WHAT NEEDS TO BE DONE: Repeat every line below exactly as it reads.

TASK DATA:
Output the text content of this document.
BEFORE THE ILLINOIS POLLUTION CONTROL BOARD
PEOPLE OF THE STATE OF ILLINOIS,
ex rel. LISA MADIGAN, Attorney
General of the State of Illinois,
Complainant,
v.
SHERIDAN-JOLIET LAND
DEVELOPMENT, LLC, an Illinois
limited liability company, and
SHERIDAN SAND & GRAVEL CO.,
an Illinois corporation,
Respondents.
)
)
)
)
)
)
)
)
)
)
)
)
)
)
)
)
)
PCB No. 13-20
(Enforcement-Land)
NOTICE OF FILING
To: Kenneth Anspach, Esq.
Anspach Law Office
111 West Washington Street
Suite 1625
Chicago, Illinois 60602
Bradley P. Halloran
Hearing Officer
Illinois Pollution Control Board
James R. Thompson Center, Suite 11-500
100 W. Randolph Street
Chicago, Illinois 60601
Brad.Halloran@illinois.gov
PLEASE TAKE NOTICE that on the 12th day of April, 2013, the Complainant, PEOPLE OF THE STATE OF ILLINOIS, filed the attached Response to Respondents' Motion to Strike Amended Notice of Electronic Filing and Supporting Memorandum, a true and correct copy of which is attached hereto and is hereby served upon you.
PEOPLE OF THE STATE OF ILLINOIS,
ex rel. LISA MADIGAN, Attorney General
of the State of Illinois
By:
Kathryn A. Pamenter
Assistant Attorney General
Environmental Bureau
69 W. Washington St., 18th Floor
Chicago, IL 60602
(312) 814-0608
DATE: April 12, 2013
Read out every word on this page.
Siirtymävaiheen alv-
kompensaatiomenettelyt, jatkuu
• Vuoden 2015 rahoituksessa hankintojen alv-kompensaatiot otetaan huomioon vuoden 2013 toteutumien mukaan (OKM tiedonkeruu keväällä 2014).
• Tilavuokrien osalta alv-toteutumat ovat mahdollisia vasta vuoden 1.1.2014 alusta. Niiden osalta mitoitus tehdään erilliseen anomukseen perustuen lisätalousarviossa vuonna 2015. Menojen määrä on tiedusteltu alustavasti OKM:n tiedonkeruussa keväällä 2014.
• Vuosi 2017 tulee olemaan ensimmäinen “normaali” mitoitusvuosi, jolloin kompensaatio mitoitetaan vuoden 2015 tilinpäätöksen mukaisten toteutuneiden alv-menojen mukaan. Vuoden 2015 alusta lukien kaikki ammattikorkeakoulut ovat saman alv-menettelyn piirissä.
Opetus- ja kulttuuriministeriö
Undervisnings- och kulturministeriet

RESULT OF THIS EXERCISE:
Output the text content of this document.
BEFORE THE ILLINOIS POLLUTION CONTROL BOARD
PEOPLE OF THE STATE OF ILLINOIS,
ex rel. LISA MADIGAN, Attorney
General of the State of Illinois,
Complainant,
v.
SHERIDAN-JOLIET LAND
DEVELOPMENT, LLC, an Illinois
limited liability company, and
SHERIDAN SAND & GRAVEL CO.,
an Illinois corporation,
Respondents.
)
)
)
)
)
)
)
)
)
)
)
)
)
)
)
)
)
PCB No. 13-20
(Enforcement-Land)
NOTICE OF FILING
To: Kenneth Anspach, Esq.
Anspach Law Office
111 West Washington Street
Suite 1625
Chicago, Illinois 60602
Bradley P. Halloran
Hearing Officer
Illinois Pollution Control Board
James R. Thompson Center, Suite 11-500
100 W. Randolph Street
Chicago, Illinois 60601
Brad.Halloran@illinois.gov
PLEASE TAKE NOTICE that on the 12th day of April, 2013, the Complainant, PEOPLE OF THE STATE OF ILLINOIS, filed the attached Response to Respondents' Motion to Strike Amended Notice of Electronic Filing and Supporting Memorandum, a true and correct copy of which is attached hereto and is hereby served upon you.
PEOPLE OF THE STATE OF ILLINOIS,
ex rel. LISA MADIGAN, Attorney General
of the State of Illinois
By:
Kathryn A. Pamenter
Assistant Attorney General
Environmental Bureau
69 W. Washington St., 18th Floor
Chicago, IL 60602
(312) 814-0608
DATE: April 12, 2013
Read out every word on this page.
Siirtymävaiheen alv-
kompensaatiomenettelyt, jatkuu
• Vuoden 2015 rahoituksessa hankintojen alv-kompensaatiot otetaan huomioon vuoden 2013 toteutumien mukaan (OKM tiedonkeruu keväällä 2014).
• Tilavuokrien osalta alv-toteutumat ovat mahdollisia vasta vuoden 1.1.2014 alusta. Niiden osalta mitoitus tehdään erilliseen anomukseen perustuen lisätalousarviossa vuonna 2015. Menojen määrä on tiedusteltu alustavasti OKM:n tiedonkeruussa keväällä 2014.
• Vuosi 2017 tulee olemaan ensimmäinen “normaali” mitoitusvuosi, jolloin kompensaatio mitoitetaan vuoden 2015 tilinpäätöksen mukaisten toteutuneiden alv-menojen mukaan. Vuoden 2015 alusta lukien kaikki ammattikorkeakoulut ovat saman alv-menettelyn piirissä.
Opetus- ja kulttuuriministeriö
Undervisnings- och kulturministeriet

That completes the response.